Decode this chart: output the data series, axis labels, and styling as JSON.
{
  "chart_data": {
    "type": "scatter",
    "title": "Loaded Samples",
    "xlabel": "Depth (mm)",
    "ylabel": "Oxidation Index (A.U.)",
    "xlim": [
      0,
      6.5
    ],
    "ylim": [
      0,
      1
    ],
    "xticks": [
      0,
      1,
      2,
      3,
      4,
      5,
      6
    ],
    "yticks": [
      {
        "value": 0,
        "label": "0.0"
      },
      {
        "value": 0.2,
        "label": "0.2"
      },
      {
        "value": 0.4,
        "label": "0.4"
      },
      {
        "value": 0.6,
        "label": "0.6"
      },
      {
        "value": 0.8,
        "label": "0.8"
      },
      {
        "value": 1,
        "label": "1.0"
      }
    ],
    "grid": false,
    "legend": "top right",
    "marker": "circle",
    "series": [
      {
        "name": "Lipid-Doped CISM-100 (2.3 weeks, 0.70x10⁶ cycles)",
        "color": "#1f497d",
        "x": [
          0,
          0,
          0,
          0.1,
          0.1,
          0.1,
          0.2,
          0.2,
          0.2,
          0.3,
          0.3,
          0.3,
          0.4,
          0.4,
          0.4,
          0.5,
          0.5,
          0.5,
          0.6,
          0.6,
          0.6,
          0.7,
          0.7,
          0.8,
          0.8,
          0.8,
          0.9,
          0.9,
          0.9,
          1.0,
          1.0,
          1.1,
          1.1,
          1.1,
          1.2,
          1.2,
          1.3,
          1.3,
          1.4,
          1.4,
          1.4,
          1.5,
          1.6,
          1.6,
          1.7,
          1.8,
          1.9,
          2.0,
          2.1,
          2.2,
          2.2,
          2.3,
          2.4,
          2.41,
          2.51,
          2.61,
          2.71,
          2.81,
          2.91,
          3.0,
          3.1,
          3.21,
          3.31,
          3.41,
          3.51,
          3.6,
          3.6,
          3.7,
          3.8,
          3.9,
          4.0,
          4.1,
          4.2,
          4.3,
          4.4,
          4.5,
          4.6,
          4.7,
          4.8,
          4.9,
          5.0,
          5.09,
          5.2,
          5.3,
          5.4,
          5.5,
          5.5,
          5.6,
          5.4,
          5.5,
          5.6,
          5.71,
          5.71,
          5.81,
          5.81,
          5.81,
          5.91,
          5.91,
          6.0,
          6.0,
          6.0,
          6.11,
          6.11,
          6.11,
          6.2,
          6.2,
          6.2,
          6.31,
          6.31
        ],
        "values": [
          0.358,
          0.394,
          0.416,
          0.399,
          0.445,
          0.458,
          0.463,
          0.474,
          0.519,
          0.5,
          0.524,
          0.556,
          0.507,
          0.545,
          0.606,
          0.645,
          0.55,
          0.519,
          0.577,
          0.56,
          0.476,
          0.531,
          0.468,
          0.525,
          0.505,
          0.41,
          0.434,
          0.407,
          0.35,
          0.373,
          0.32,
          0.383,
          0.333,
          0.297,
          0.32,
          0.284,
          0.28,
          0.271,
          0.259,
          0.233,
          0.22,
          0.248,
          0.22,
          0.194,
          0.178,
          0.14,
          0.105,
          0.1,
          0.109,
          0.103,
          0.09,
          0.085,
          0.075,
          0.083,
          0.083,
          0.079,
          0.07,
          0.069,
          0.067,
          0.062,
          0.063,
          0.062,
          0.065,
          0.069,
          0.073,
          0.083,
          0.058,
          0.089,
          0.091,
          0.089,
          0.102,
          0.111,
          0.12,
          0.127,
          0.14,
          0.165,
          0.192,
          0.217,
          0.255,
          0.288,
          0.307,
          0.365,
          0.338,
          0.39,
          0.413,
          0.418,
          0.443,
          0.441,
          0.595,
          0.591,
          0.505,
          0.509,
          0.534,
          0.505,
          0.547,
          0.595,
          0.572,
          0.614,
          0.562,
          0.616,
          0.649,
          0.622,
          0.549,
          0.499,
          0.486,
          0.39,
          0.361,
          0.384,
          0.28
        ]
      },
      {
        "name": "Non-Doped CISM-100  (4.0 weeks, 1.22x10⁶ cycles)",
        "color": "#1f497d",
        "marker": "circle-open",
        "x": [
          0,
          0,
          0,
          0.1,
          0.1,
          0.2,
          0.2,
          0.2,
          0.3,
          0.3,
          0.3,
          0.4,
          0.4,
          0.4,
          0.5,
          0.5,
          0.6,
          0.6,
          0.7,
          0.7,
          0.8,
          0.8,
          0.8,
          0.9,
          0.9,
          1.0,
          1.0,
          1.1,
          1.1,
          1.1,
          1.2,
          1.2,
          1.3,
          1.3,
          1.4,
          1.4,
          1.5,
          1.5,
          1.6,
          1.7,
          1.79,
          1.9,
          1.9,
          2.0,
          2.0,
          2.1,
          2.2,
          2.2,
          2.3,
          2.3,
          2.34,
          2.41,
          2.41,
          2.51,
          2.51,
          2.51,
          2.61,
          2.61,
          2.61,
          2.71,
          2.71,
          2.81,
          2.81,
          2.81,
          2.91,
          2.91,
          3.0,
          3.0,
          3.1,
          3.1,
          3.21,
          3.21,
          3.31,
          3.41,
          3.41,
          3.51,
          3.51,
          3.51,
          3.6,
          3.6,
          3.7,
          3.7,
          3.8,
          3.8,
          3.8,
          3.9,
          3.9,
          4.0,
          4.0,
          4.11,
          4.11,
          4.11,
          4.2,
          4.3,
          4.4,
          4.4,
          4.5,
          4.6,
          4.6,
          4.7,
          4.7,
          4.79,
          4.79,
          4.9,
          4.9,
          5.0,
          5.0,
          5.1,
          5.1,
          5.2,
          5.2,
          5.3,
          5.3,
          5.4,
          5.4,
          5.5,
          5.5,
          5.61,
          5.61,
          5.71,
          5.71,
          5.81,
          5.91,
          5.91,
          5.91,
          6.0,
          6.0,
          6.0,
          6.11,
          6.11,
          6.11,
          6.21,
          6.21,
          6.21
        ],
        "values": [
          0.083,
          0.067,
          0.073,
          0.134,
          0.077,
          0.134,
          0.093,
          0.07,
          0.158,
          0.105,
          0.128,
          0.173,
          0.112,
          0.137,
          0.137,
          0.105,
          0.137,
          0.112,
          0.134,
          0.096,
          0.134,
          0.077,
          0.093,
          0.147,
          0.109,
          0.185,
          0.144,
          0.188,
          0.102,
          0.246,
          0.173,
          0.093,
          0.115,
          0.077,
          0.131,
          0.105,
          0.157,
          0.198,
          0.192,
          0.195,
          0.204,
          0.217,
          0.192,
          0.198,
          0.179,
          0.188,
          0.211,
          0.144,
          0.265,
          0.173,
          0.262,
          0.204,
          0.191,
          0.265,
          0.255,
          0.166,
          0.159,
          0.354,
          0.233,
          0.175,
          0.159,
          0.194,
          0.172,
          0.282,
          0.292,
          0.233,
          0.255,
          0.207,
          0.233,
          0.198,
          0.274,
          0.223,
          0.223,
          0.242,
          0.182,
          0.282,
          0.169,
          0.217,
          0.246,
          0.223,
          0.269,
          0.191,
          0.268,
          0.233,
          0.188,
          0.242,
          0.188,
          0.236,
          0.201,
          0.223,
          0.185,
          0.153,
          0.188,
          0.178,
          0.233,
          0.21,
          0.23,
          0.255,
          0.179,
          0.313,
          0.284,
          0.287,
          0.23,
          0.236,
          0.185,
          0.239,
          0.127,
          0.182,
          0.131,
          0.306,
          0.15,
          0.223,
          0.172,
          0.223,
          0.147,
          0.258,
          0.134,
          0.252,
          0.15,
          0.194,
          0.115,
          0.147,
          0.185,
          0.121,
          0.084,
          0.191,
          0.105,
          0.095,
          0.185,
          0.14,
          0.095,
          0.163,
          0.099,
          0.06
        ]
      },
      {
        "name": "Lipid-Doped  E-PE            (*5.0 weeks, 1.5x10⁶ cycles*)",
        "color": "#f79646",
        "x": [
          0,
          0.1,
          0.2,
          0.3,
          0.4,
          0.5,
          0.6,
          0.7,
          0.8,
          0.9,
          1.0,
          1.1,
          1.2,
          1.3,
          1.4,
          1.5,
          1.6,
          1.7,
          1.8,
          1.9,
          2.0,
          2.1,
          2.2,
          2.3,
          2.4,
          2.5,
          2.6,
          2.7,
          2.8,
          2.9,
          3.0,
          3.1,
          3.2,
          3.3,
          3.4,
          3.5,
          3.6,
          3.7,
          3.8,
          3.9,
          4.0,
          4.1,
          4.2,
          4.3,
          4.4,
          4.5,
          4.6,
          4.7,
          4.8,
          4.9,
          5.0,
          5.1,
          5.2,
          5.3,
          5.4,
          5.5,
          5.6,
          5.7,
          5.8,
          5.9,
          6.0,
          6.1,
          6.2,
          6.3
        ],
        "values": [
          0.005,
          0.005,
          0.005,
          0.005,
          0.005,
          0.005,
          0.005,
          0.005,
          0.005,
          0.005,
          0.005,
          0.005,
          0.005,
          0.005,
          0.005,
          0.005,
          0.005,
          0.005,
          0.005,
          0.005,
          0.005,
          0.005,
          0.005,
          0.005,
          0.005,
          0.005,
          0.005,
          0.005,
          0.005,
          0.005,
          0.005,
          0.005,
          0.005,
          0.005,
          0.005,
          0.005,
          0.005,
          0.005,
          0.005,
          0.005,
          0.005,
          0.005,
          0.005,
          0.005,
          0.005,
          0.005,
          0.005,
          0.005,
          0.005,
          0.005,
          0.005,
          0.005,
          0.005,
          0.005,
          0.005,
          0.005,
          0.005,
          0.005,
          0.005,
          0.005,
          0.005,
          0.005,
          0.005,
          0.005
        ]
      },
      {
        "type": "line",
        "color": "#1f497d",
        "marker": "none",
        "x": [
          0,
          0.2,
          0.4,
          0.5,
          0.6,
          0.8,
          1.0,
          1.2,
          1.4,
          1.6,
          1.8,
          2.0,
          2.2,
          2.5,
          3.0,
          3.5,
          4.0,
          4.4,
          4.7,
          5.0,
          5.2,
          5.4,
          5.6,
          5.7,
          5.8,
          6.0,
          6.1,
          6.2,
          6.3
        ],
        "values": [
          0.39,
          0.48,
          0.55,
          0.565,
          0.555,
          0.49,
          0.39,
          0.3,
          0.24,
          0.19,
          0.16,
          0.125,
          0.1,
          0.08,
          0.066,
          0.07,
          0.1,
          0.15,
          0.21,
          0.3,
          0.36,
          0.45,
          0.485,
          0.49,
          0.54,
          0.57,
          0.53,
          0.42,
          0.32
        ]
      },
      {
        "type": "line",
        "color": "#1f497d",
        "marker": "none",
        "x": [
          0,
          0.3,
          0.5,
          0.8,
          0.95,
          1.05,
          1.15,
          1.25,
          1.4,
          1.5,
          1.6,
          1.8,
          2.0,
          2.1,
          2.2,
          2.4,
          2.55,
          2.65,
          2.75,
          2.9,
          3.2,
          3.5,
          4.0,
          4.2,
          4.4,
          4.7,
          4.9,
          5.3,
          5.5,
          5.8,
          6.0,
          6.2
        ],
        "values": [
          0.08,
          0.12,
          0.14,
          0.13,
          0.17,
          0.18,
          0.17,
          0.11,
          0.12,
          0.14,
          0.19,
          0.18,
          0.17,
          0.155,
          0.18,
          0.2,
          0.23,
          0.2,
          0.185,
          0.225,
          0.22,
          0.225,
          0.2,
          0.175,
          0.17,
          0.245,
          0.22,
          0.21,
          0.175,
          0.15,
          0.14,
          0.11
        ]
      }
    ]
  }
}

> _STATED TASK_
Take every line containing the word "marker" and copy it.

> _FINISHED ANSWER_
    "marker": "circle",
        "marker": "circle-open",
        "marker": "none",
        "marker": "none",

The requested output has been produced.